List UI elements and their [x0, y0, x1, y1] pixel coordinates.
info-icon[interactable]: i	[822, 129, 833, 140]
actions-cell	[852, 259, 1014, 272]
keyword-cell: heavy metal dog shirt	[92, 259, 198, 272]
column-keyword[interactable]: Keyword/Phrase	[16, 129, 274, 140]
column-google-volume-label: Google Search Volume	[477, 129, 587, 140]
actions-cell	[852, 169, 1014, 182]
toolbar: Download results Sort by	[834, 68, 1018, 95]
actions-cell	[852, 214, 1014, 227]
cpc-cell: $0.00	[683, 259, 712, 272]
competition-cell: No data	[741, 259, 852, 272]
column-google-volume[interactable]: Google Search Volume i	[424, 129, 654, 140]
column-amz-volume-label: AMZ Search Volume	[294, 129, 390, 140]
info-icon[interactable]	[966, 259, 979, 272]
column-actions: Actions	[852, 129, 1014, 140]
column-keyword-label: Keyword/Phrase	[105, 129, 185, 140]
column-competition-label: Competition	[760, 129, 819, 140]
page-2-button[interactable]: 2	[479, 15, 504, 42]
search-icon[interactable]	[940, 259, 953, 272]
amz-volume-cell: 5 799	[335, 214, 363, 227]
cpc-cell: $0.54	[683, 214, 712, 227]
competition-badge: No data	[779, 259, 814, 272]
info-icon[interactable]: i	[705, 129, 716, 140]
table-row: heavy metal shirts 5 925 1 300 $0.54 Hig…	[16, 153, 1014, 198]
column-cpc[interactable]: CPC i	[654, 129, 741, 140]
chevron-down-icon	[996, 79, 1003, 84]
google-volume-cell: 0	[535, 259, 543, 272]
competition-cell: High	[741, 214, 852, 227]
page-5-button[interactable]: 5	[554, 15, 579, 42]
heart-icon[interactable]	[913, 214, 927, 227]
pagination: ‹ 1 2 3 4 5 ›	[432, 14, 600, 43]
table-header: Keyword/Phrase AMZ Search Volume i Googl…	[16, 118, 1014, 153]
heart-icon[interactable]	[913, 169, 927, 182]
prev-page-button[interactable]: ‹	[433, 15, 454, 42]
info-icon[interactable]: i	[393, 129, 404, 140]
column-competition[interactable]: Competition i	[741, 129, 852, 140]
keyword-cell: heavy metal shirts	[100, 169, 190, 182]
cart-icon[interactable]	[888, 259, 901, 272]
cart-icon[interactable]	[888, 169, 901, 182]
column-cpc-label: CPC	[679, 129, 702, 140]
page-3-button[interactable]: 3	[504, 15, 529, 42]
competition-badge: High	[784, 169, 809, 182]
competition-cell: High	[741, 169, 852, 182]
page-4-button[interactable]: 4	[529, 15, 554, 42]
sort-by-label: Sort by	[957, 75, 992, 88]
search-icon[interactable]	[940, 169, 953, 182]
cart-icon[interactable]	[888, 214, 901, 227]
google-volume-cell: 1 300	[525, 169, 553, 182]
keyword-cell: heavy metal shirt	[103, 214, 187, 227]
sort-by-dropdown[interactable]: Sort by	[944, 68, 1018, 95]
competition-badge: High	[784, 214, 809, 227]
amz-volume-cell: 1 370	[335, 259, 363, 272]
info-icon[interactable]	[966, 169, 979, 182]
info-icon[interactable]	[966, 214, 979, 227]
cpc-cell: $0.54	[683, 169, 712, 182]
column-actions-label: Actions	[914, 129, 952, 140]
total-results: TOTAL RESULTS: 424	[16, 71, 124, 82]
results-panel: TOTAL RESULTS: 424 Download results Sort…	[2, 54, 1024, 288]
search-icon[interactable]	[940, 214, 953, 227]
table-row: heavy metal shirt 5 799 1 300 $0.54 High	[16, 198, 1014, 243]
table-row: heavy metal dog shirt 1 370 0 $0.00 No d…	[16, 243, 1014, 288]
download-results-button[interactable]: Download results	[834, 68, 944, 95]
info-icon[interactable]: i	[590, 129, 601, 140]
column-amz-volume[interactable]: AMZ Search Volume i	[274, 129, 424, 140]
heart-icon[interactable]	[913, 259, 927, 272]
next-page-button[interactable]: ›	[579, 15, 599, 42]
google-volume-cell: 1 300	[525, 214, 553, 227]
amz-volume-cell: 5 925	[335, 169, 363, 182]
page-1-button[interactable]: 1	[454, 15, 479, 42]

•••

Do this:
Copy out every line of the listing above verbatim, in the same order.

Exercise solution:
List UI elements and their [x0, y0, x1, y1] pixel coordinates.
info-icon[interactable]: i	[822, 129, 833, 140]
actions-cell	[852, 259, 1014, 272]
keyword-cell: heavy metal dog shirt	[92, 259, 198, 272]
column-keyword[interactable]: Keyword/Phrase	[16, 129, 274, 140]
column-google-volume-label: Google Search Volume	[477, 129, 587, 140]
actions-cell	[852, 169, 1014, 182]
toolbar: Download results Sort by	[834, 68, 1018, 95]
actions-cell	[852, 214, 1014, 227]
cpc-cell: $0.00	[683, 259, 712, 272]
competition-cell: No data	[741, 259, 852, 272]
column-google-volume[interactable]: Google Search Volume i	[424, 129, 654, 140]
column-amz-volume-label: AMZ Search Volume	[294, 129, 390, 140]
info-icon[interactable]	[966, 259, 979, 272]
column-actions: Actions	[852, 129, 1014, 140]
column-keyword-label: Keyword/Phrase	[105, 129, 185, 140]
column-competition-label: Competition	[760, 129, 819, 140]
page-2-button[interactable]: 2	[479, 15, 504, 42]
search-icon[interactable]	[940, 259, 953, 272]
amz-volume-cell: 5 799	[335, 214, 363, 227]
cpc-cell: $0.54	[683, 214, 712, 227]
competition-badge: No data	[779, 259, 814, 272]
info-icon[interactable]: i	[705, 129, 716, 140]
table-row: heavy metal shirts 5 925 1 300 $0.54 Hig…	[16, 153, 1014, 198]
column-cpc[interactable]: CPC i	[654, 129, 741, 140]
chevron-down-icon	[996, 79, 1003, 84]
google-volume-cell: 0	[535, 259, 543, 272]
competition-cell: High	[741, 214, 852, 227]
page-5-button[interactable]: 5	[554, 15, 579, 42]
heart-icon[interactable]	[913, 214, 927, 227]
pagination: ‹ 1 2 3 4 5 ›	[432, 14, 600, 43]
table-header: Keyword/Phrase AMZ Search Volume i Googl…	[16, 118, 1014, 153]
heart-icon[interactable]	[913, 169, 927, 182]
prev-page-button[interactable]: ‹	[433, 15, 454, 42]
info-icon[interactable]: i	[393, 129, 404, 140]
column-competition[interactable]: Competition i	[741, 129, 852, 140]
keyword-cell: heavy metal shirts	[100, 169, 190, 182]
cart-icon[interactable]	[888, 259, 901, 272]
cart-icon[interactable]	[888, 169, 901, 182]
column-cpc-label: CPC	[679, 129, 702, 140]
page-3-button[interactable]: 3	[504, 15, 529, 42]
competition-badge: High	[784, 169, 809, 182]
competition-cell: High	[741, 169, 852, 182]
page-4-button[interactable]: 4	[529, 15, 554, 42]
sort-by-label: Sort by	[957, 75, 992, 88]
search-icon[interactable]	[940, 169, 953, 182]
cart-icon[interactable]	[888, 214, 901, 227]
google-volume-cell: 1 300	[525, 169, 553, 182]
keyword-cell: heavy metal shirt	[103, 214, 187, 227]
sort-by-dropdown[interactable]: Sort by	[944, 68, 1018, 95]
competition-badge: High	[784, 214, 809, 227]
amz-volume-cell: 1 370	[335, 259, 363, 272]
info-icon[interactable]	[966, 169, 979, 182]
info-icon[interactable]	[966, 214, 979, 227]
cpc-cell: $0.54	[683, 169, 712, 182]
column-actions-label: Actions	[914, 129, 952, 140]
total-results: TOTAL RESULTS: 424	[16, 71, 124, 82]
results-panel: TOTAL RESULTS: 424 Download results Sort…	[2, 54, 1024, 288]
search-icon[interactable]	[940, 214, 953, 227]
table-row: heavy metal shirt 5 799 1 300 $0.54 High	[16, 198, 1014, 243]
table-row: heavy metal dog shirt 1 370 0 $0.00 No d…	[16, 243, 1014, 288]
download-results-button[interactable]: Download results	[834, 68, 944, 95]
info-icon[interactable]: i	[590, 129, 601, 140]
column-amz-volume[interactable]: AMZ Search Volume i	[274, 129, 424, 140]
heart-icon[interactable]	[913, 259, 927, 272]
next-page-button[interactable]: ›	[579, 15, 599, 42]
google-volume-cell: 1 300	[525, 214, 553, 227]
amz-volume-cell: 5 925	[335, 169, 363, 182]
page-1-button[interactable]: 1	[454, 15, 479, 42]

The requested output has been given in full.